— Data entries —

* start *

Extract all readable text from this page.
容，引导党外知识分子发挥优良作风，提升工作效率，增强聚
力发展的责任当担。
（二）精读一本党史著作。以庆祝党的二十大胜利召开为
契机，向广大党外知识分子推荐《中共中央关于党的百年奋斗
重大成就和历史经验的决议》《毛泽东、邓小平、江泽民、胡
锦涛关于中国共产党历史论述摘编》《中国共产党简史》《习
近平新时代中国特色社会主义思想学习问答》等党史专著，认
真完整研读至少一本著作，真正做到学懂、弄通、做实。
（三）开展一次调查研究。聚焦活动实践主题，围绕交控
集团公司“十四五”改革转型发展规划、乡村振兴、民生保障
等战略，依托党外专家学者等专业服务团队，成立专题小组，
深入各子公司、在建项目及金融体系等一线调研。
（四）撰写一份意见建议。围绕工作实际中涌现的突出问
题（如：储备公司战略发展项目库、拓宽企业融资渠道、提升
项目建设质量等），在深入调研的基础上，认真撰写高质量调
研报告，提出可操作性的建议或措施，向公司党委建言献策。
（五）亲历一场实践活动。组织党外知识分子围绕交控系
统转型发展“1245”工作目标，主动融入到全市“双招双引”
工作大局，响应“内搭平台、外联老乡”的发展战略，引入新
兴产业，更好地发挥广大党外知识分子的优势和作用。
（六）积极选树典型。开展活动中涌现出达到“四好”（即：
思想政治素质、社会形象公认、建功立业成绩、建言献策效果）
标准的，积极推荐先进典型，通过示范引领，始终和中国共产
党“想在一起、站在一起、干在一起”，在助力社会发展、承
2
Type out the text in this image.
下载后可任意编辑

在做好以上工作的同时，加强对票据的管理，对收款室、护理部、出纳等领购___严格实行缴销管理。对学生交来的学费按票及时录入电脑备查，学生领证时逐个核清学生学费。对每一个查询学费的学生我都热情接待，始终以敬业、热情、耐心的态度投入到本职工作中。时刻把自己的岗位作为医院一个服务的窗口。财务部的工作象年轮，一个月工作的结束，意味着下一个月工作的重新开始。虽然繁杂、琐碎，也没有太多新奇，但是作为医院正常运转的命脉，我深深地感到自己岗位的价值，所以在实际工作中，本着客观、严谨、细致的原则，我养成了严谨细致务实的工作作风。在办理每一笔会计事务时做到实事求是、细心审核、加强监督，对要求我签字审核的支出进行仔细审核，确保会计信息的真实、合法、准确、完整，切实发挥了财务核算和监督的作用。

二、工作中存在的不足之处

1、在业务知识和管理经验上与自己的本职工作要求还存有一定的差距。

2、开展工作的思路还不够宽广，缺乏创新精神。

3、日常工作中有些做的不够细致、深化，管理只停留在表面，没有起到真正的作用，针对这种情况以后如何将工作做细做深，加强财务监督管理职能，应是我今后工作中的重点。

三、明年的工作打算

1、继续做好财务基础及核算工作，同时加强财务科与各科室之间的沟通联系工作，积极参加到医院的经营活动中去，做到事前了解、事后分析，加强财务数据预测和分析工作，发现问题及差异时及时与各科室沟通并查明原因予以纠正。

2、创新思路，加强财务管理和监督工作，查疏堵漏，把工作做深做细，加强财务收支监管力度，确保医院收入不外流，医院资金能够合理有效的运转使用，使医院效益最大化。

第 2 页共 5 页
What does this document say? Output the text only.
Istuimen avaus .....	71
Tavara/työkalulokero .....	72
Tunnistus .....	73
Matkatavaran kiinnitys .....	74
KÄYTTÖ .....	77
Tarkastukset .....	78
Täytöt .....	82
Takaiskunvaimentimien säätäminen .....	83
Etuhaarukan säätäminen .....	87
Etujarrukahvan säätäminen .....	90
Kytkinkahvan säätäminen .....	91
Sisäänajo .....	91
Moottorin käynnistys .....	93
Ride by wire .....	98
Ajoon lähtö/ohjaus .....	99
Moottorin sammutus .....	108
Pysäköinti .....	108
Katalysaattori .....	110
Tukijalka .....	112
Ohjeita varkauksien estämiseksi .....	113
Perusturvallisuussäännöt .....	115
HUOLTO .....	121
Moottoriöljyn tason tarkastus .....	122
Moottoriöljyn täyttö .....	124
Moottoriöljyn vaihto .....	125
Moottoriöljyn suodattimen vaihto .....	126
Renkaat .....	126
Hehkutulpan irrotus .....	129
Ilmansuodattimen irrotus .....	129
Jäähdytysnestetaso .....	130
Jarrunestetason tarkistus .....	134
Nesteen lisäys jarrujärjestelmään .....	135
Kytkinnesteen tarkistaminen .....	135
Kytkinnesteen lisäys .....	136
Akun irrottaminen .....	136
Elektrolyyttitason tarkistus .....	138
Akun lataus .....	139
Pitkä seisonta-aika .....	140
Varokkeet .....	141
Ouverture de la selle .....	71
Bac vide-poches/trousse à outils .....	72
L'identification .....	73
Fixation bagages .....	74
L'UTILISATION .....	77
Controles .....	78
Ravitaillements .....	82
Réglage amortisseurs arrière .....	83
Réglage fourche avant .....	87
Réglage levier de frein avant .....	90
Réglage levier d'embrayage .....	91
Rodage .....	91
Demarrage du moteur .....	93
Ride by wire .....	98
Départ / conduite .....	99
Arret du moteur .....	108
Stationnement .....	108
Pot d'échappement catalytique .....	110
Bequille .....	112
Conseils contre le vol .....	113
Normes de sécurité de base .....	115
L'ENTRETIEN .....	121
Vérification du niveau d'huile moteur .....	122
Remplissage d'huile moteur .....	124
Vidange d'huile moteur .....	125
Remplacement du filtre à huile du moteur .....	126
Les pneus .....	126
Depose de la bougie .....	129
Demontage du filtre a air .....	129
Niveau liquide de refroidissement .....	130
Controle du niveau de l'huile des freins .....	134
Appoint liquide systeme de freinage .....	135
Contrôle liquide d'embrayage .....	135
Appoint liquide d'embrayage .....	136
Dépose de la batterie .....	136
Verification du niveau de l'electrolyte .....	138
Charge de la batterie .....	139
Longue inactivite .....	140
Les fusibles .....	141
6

* end *

— Short task —
Using the listing above, pull out all lines that hold the word "embrayage".

— Response to the exercise —
Réglage levier d'embrayage .....	91
Contrôle liquide d'embrayage .....	135
Appoint liquide d'embrayage .....	136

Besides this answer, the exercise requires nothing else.